Transcribe the records below exactly.

● **EXERCISE MATERIAL**:
● ● ●

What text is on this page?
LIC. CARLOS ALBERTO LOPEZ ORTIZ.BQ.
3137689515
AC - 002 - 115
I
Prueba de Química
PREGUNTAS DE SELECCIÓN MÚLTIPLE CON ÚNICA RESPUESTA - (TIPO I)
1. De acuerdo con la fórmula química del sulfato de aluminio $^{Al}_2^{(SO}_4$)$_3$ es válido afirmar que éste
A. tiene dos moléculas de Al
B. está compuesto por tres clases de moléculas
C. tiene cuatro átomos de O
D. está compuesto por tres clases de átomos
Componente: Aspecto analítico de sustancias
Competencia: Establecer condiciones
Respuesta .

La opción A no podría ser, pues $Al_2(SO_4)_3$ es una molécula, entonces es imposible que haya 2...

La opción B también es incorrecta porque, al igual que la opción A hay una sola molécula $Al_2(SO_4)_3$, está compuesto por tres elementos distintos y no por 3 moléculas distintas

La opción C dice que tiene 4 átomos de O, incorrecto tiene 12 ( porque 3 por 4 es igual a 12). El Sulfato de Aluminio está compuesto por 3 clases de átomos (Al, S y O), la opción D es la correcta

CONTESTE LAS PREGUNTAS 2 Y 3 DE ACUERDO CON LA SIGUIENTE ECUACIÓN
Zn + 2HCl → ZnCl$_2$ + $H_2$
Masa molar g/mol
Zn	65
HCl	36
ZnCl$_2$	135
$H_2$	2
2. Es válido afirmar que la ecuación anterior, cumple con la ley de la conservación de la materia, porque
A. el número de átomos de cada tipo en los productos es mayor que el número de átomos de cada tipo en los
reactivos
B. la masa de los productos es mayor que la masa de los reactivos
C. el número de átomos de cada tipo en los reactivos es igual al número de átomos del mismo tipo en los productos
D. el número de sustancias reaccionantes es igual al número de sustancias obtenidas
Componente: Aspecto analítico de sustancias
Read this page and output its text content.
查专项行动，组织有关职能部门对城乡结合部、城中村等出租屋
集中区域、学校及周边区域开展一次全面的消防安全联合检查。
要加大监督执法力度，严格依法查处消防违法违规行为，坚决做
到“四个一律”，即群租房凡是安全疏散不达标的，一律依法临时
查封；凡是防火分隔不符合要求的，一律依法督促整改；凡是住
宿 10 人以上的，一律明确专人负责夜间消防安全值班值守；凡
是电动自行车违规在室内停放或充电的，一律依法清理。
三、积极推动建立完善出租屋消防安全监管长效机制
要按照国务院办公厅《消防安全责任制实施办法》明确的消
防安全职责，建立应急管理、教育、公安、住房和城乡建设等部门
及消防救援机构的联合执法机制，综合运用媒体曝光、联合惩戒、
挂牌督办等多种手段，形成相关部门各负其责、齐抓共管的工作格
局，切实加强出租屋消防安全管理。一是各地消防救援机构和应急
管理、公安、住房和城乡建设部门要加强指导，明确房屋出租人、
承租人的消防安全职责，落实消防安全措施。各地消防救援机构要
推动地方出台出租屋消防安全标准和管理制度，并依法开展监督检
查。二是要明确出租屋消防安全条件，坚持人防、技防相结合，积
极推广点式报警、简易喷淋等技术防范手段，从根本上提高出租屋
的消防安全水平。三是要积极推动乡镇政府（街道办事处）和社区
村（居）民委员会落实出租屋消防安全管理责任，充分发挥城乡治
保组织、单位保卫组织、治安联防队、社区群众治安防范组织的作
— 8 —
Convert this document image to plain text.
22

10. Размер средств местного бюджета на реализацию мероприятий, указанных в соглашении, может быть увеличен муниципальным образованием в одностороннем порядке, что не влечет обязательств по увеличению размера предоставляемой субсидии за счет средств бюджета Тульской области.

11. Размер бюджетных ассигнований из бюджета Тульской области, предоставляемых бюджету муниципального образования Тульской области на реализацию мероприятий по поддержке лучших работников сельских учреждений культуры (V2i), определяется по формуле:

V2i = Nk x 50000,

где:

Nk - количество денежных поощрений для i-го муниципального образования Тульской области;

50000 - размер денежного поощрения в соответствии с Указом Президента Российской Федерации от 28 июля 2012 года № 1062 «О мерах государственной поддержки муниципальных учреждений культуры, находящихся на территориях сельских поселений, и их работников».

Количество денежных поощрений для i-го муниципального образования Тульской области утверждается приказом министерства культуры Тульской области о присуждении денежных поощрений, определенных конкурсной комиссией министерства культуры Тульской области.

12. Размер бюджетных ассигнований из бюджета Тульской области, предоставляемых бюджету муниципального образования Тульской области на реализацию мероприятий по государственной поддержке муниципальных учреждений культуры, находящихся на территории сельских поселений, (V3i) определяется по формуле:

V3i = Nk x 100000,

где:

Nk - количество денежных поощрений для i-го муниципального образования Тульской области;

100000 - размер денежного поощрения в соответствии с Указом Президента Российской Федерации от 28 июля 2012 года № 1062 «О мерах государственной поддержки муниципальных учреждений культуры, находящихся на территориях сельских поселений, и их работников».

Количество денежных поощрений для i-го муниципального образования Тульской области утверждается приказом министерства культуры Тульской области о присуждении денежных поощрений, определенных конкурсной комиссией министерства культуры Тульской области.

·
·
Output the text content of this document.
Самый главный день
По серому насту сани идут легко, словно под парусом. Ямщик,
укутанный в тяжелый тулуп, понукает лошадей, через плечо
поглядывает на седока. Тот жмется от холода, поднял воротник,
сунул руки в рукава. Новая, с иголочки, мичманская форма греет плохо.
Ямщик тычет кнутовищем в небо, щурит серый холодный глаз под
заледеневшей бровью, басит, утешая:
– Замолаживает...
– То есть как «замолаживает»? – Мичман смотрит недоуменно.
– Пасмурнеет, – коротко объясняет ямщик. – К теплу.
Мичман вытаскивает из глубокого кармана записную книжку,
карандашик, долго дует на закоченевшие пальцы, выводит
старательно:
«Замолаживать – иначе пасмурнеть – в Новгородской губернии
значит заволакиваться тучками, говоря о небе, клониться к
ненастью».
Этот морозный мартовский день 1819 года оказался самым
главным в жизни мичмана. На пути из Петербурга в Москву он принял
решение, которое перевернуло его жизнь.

● ● ●

● **REPLY**:
What text is on this page?
LIC. CARLOS ALBERTO LOPEZ ORTIZ.BQ.
3137689515
AC - 002 - 115
I
Prueba de Química
PREGUNTAS DE SELECCIÓN MÚLTIPLE CON ÚNICA RESPUESTA - (TIPO I)
1. De acuerdo con la fórmula química del sulfato de aluminio $^{Al}_2^{(SO}_4$)$_3$ es válido afirmar que éste
A. tiene dos moléculas de Al
B. está compuesto por tres clases de moléculas
C. tiene cuatro átomos de O
D. está compuesto por tres clases de átomos
Componente: Aspecto analítico de sustancias
Competencia: Establecer condiciones
Respuesta .

La opción A no podría ser, pues $Al_2(SO_4)_3$ es una molécula, entonces es imposible que haya 2...

La opción B también es incorrecta porque, al igual que la opción A hay una sola molécula $Al_2(SO_4)_3$, está compuesto por tres elementos distintos y no por 3 moléculas distintas

La opción C dice que tiene 4 átomos de O, incorrecto tiene 12 ( porque 3 por 4 es igual a 12). El Sulfato de Aluminio está compuesto por 3 clases de átomos (Al, S y O), la opción D es la correcta

CONTESTE LAS PREGUNTAS 2 Y 3 DE ACUERDO CON LA SIGUIENTE ECUACIÓN
Zn + 2HCl → ZnCl$_2$ + $H_2$
Masa molar g/mol
Zn	65
HCl	36
ZnCl$_2$	135
$H_2$	2
2. Es válido afirmar que la ecuación anterior, cumple con la ley de la conservación de la materia, porque
A. el número de átomos de cada tipo en los productos es mayor que el número de átomos de cada tipo en los
reactivos
B. la masa de los productos es mayor que la masa de los reactivos
C. el número de átomos de cada tipo en los reactivos es igual al número de átomos del mismo tipo en los productos
D. el número de sustancias reaccionantes es igual al número de sustancias obtenidas
Componente: Aspecto analítico de sustancias
Read this page and output its text content.
查专项行动，组织有关职能部门对城乡结合部、城中村等出租屋
集中区域、学校及周边区域开展一次全面的消防安全联合检查。
要加大监督执法力度，严格依法查处消防违法违规行为，坚决做
到“四个一律”，即群租房凡是安全疏散不达标的，一律依法临时
查封；凡是防火分隔不符合要求的，一律依法督促整改；凡是住
宿 10 人以上的，一律明确专人负责夜间消防安全值班值守；凡
是电动自行车违规在室内停放或充电的，一律依法清理。
三、积极推动建立完善出租屋消防安全监管长效机制
要按照国务院办公厅《消防安全责任制实施办法》明确的消
防安全职责，建立应急管理、教育、公安、住房和城乡建设等部门
及消防救援机构的联合执法机制，综合运用媒体曝光、联合惩戒、
挂牌督办等多种手段，形成相关部门各负其责、齐抓共管的工作格
局，切实加强出租屋消防安全管理。一是各地消防救援机构和应急
管理、公安、住房和城乡建设部门要加强指导，明确房屋出租人、
承租人的消防安全职责，落实消防安全措施。各地消防救援机构要
推动地方出台出租屋消防安全标准和管理制度，并依法开展监督检
查。二是要明确出租屋消防安全条件，坚持人防、技防相结合，积
极推广点式报警、简易喷淋等技术防范手段，从根本上提高出租屋
的消防安全水平。三是要积极推动乡镇政府（街道办事处）和社区
村（居）民委员会落实出租屋消防安全管理责任，充分发挥城乡治
保组织、单位保卫组织、治安联防队、社区群众治安防范组织的作
— 8 —
Convert this document image to plain text.
22

10. Размер средств местного бюджета на реализацию мероприятий, указанных в соглашении, может быть увеличен муниципальным образованием в одностороннем порядке, что не влечет обязательств по увеличению размера предоставляемой субсидии за счет средств бюджета Тульской области.

11. Размер бюджетных ассигнований из бюджета Тульской области, предоставляемых бюджету муниципального образования Тульской области на реализацию мероприятий по поддержке лучших работников сельских учреждений культуры (V2i), определяется по формуле:

V2i = Nk x 50000,

где:

Nk - количество денежных поощрений для i-го муниципального образования Тульской области;

50000 - размер денежного поощрения в соответствии с Указом Президента Российской Федерации от 28 июля 2012 года № 1062 «О мерах государственной поддержки муниципальных учреждений культуры, находящихся на территориях сельских поселений, и их работников».

Количество денежных поощрений для i-го муниципального образования Тульской области утверждается приказом министерства культуры Тульской области о присуждении денежных поощрений, определенных конкурсной комиссией министерства культуры Тульской области.

12. Размер бюджетных ассигнований из бюджета Тульской области, предоставляемых бюджету муниципального образования Тульской области на реализацию мероприятий по государственной поддержке муниципальных учреждений культуры, находящихся на территории сельских поселений, (V3i) определяется по формуле:

V3i = Nk x 100000,

где:

Nk - количество денежных поощрений для i-го муниципального образования Тульской области;

100000 - размер денежного поощрения в соответствии с Указом Президента Российской Федерации от 28 июля 2012 года № 1062 «О мерах государственной поддержки муниципальных учреждений культуры, находящихся на территориях сельских поселений, и их работников».

Количество денежных поощрений для i-го муниципального образования Тульской области утверждается приказом министерства культуры Тульской области о присуждении денежных поощрений, определенных конкурсной комиссией министерства культуры Тульской области.

·
·
Output the text content of this document.
Самый главный день
По серому насту сани идут легко, словно под парусом. Ямщик,
укутанный в тяжелый тулуп, понукает лошадей, через плечо
поглядывает на седока. Тот жмется от холода, поднял воротник,
сунул руки в рукава. Новая, с иголочки, мичманская форма греет плохо.
Ямщик тычет кнутовищем в небо, щурит серый холодный глаз под
заледеневшей бровью, басит, утешая:
– Замолаживает...
– То есть как «замолаживает»? – Мичман смотрит недоуменно.
– Пасмурнеет, – коротко объясняет ямщик. – К теплу.
Мичман вытаскивает из глубокого кармана записную книжку,
карандашик, долго дует на закоченевшие пальцы, выводит
старательно:
«Замолаживать – иначе пасмурнеть – в Новгородской губернии
значит заволакиваться тучками, говоря о небе, клониться к
ненастью».
Этот морозный мартовский день 1819 года оказался самым
главным в жизни мичмана. На пути из Петербурга в Москву он принял
решение, которое перевернуло его жизнь.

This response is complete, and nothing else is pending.